▶ _EXERCISE MATERIALS_:
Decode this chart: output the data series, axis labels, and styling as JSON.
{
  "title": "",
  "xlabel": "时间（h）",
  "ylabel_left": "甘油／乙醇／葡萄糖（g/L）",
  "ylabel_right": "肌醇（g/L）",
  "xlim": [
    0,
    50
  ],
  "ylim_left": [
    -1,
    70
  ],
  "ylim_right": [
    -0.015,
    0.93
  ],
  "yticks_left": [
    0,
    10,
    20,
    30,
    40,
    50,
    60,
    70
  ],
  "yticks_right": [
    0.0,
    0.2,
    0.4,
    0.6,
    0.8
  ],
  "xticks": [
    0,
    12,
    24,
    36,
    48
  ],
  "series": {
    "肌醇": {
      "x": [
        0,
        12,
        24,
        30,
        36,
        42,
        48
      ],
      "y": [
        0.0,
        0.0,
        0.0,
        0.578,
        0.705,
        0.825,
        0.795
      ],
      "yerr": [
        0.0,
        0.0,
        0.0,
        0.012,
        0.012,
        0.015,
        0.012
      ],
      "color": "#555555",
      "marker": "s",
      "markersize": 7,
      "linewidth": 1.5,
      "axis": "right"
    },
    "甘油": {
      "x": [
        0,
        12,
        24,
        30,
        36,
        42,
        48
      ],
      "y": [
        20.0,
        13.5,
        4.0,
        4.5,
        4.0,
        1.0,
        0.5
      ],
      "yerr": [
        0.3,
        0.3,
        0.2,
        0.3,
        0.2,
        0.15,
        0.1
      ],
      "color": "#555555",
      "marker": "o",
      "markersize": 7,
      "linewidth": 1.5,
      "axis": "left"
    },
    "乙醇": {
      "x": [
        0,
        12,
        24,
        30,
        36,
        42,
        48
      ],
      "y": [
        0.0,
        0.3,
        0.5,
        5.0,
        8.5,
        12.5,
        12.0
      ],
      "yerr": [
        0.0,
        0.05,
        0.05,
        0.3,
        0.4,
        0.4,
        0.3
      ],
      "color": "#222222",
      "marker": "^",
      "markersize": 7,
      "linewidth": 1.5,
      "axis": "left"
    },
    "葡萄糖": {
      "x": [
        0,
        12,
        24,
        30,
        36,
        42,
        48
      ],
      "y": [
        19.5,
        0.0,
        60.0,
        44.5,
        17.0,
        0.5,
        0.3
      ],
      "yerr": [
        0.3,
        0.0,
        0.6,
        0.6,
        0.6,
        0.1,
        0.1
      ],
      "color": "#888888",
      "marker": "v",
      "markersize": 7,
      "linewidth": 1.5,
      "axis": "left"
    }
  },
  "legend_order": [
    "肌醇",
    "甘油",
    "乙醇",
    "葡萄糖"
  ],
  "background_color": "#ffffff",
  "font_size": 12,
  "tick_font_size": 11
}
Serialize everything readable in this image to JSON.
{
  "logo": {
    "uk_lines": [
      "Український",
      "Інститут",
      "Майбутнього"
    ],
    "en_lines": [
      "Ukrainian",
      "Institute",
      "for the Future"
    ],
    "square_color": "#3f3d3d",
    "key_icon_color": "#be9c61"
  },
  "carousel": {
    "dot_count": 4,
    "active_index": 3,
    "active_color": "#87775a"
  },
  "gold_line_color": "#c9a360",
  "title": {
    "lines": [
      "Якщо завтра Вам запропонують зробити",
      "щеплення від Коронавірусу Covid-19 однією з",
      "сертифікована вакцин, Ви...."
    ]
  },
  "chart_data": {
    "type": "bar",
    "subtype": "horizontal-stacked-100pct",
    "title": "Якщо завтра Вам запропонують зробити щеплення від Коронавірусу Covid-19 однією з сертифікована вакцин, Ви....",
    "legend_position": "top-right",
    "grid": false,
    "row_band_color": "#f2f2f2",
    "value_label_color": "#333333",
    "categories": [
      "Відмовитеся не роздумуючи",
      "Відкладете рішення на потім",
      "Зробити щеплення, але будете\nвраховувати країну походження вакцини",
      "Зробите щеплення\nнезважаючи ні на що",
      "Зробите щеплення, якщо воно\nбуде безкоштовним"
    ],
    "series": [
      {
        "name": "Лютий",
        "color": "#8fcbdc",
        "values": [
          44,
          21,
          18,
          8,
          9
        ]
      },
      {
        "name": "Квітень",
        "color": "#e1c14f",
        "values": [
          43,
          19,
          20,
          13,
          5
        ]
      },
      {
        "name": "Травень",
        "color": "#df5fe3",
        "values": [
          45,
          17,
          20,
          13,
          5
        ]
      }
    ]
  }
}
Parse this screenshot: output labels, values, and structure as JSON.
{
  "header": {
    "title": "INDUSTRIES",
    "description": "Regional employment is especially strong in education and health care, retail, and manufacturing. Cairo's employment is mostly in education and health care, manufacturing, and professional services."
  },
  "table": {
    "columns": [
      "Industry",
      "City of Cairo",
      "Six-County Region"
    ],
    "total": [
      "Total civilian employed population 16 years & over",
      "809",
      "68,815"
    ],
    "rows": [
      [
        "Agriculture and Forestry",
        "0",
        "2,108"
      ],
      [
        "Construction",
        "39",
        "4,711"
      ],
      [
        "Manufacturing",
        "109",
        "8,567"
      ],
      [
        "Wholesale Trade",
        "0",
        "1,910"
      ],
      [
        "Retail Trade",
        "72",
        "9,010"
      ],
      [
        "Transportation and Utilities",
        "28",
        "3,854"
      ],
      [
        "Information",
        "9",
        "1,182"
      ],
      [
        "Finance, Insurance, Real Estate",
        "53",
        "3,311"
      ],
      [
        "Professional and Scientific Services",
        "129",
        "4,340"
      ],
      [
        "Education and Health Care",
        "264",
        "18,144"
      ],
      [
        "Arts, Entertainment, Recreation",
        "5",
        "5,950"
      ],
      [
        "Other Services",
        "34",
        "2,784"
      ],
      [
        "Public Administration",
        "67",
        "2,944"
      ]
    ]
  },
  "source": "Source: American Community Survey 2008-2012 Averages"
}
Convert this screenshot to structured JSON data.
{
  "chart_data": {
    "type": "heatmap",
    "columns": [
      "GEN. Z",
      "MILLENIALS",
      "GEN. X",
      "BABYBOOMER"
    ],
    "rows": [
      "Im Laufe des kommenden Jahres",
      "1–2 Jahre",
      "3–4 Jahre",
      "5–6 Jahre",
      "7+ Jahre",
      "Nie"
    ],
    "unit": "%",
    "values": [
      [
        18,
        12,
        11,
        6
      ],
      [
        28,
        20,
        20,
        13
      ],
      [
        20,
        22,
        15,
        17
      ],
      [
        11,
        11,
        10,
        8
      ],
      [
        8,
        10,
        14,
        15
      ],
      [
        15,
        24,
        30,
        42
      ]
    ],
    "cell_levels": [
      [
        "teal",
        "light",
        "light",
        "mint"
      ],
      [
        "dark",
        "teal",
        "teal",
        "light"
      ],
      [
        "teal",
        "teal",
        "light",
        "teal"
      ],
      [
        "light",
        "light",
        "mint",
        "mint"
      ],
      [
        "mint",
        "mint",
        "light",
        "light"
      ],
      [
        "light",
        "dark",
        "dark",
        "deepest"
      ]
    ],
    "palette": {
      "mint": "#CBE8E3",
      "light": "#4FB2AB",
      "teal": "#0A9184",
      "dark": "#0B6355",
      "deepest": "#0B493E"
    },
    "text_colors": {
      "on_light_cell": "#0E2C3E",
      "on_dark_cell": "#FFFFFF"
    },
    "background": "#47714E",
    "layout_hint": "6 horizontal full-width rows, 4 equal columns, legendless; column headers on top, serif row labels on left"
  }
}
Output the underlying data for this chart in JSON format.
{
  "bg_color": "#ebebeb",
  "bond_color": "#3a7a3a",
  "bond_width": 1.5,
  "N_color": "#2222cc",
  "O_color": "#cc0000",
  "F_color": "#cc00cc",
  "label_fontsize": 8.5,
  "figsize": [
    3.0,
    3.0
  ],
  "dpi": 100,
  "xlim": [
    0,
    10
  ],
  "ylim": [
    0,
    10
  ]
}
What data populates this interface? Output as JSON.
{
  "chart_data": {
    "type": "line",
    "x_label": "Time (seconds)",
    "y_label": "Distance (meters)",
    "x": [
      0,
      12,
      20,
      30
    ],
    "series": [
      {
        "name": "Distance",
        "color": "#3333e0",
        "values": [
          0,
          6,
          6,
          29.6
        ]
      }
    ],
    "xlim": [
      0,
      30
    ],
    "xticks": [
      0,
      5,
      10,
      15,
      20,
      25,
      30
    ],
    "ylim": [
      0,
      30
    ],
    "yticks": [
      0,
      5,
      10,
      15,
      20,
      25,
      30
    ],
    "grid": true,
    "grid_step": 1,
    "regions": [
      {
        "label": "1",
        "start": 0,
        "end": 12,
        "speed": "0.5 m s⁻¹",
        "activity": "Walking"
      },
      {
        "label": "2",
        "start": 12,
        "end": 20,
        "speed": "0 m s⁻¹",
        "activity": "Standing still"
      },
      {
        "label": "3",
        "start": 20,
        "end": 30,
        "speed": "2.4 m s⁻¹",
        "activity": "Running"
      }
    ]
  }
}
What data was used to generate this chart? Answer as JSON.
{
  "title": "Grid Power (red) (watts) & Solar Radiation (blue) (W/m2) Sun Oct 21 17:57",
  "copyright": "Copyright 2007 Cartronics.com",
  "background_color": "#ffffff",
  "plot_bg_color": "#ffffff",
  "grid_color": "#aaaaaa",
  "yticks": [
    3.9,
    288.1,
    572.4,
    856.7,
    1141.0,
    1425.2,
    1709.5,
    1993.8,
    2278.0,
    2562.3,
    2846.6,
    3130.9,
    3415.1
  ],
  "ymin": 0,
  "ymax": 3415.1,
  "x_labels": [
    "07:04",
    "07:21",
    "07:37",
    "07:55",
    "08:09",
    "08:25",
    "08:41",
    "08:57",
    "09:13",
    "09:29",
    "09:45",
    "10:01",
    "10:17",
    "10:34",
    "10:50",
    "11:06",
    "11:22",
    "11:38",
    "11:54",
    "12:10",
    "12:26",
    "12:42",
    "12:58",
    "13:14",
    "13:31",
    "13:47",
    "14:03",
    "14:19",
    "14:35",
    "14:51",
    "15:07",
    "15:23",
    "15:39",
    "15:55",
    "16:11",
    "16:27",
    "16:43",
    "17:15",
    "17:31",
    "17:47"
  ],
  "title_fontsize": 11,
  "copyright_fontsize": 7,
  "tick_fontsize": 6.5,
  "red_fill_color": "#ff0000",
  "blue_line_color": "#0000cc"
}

▶ _STATED TASK_: From the entries above, copy every line containing the word "Зробите".

▶ _RESULT BELOW_:
      "Зробите щеплення\nнезважаючи ні на що",
      "Зробите щеплення, якщо воно\nбуде безкоштовним"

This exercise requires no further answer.